Set problem =>
Output every entry exactly as given.

Records from a collection:
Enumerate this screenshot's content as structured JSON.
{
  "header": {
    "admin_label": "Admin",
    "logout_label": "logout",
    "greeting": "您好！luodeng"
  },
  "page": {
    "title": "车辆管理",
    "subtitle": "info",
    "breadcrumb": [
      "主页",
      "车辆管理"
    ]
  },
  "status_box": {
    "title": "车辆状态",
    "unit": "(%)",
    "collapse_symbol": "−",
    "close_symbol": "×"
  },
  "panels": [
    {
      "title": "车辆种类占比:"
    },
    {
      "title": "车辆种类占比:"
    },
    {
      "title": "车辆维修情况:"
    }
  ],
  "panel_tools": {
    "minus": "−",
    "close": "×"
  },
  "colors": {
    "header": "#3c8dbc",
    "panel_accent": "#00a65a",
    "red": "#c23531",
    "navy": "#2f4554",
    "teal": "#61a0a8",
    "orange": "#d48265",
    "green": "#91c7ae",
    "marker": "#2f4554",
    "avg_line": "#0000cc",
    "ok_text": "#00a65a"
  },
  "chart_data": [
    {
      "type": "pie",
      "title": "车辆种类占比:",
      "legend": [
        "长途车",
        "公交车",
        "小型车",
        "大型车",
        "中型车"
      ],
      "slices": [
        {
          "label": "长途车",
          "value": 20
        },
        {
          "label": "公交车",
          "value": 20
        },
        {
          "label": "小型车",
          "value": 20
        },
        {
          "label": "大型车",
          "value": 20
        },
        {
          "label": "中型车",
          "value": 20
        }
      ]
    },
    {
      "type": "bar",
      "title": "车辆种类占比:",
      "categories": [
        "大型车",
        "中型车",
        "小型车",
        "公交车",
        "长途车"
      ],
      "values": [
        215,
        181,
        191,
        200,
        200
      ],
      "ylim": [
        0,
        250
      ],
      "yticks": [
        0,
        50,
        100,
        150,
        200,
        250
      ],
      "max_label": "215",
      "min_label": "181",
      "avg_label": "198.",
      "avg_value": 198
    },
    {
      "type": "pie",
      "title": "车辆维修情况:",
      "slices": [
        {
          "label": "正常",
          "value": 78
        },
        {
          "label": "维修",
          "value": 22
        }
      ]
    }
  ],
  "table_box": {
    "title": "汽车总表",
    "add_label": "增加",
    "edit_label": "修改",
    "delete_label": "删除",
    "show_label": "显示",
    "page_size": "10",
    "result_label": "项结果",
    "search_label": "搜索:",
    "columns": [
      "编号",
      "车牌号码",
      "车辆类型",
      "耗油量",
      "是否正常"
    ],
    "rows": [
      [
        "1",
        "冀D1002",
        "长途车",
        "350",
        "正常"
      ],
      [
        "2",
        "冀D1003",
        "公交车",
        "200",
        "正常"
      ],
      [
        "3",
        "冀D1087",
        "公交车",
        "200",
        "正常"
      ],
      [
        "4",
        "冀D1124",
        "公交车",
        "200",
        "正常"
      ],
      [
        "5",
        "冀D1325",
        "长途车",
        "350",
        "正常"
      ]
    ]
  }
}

Correct result =>
Enumerate this screenshot's content as structured JSON.
{
  "header": {
    "admin_label": "Admin",
    "logout_label": "logout",
    "greeting": "您好！luodeng"
  },
  "page": {
    "title": "车辆管理",
    "subtitle": "info",
    "breadcrumb": [
      "主页",
      "车辆管理"
    ]
  },
  "status_box": {
    "title": "车辆状态",
    "unit": "(%)",
    "collapse_symbol": "−",
    "close_symbol": "×"
  },
  "panels": [
    {
      "title": "车辆种类占比:"
    },
    {
      "title": "车辆种类占比:"
    },
    {
      "title": "车辆维修情况:"
    }
  ],
  "panel_tools": {
    "minus": "−",
    "close": "×"
  },
  "colors": {
    "header": "#3c8dbc",
    "panel_accent": "#00a65a",
    "red": "#c23531",
    "navy": "#2f4554",
    "teal": "#61a0a8",
    "orange": "#d48265",
    "green": "#91c7ae",
    "marker": "#2f4554",
    "avg_line": "#0000cc",
    "ok_text": "#00a65a"
  },
  "chart_data": [
    {
      "type": "pie",
      "title": "车辆种类占比:",
      "legend": [
        "长途车",
        "公交车",
        "小型车",
        "大型车",
        "中型车"
      ],
      "slices": [
        {
          "label": "长途车",
          "value": 20
        },
        {
          "label": "公交车",
          "value": 20
        },
        {
          "label": "小型车",
          "value": 20
        },
        {
          "label": "大型车",
          "value": 20
        },
        {
          "label": "中型车",
          "value": 20
        }
      ]
    },
    {
      "type": "bar",
      "title": "车辆种类占比:",
      "categories": [
        "大型车",
        "中型车",
        "小型车",
        "公交车",
        "长途车"
      ],
      "values": [
        215,
        181,
        191,
        200,
        200
      ],
      "ylim": [
        0,
        250
      ],
      "yticks": [
        0,
        50,
        100,
        150,
        200,
        250
      ],
      "max_label": "215",
      "min_label": "181",
      "avg_label": "198.",
      "avg_value": 198
    },
    {
      "type": "pie",
      "title": "车辆维修情况:",
      "slices": [
        {
          "label": "正常",
          "value": 78
        },
        {
          "label": "维修",
          "value": 22
        }
      ]
    }
  ],
  "table_box": {
    "title": "汽车总表",
    "add_label": "增加",
    "edit_label": "修改",
    "delete_label": "删除",
    "show_label": "显示",
    "page_size": "10",
    "result_label": "项结果",
    "search_label": "搜索:",
    "columns": [
      "编号",
      "车牌号码",
      "车辆类型",
      "耗油量",
      "是否正常"
    ],
    "rows": [
      [
        "1",
        "冀D1002",
        "长途车",
        "350",
        "正常"
      ],
      [
        "2",
        "冀D1003",
        "公交车",
        "200",
        "正常"
      ],
      [
        "3",
        "冀D1087",
        "公交车",
        "200",
        "正常"
      ],
      [
        "4",
        "冀D1124",
        "公交车",
        "200",
        "正常"
      ],
      [
        "5",
        "冀D1325",
        "长途车",
        "350",
        "正常"
      ]
    ]
  }
}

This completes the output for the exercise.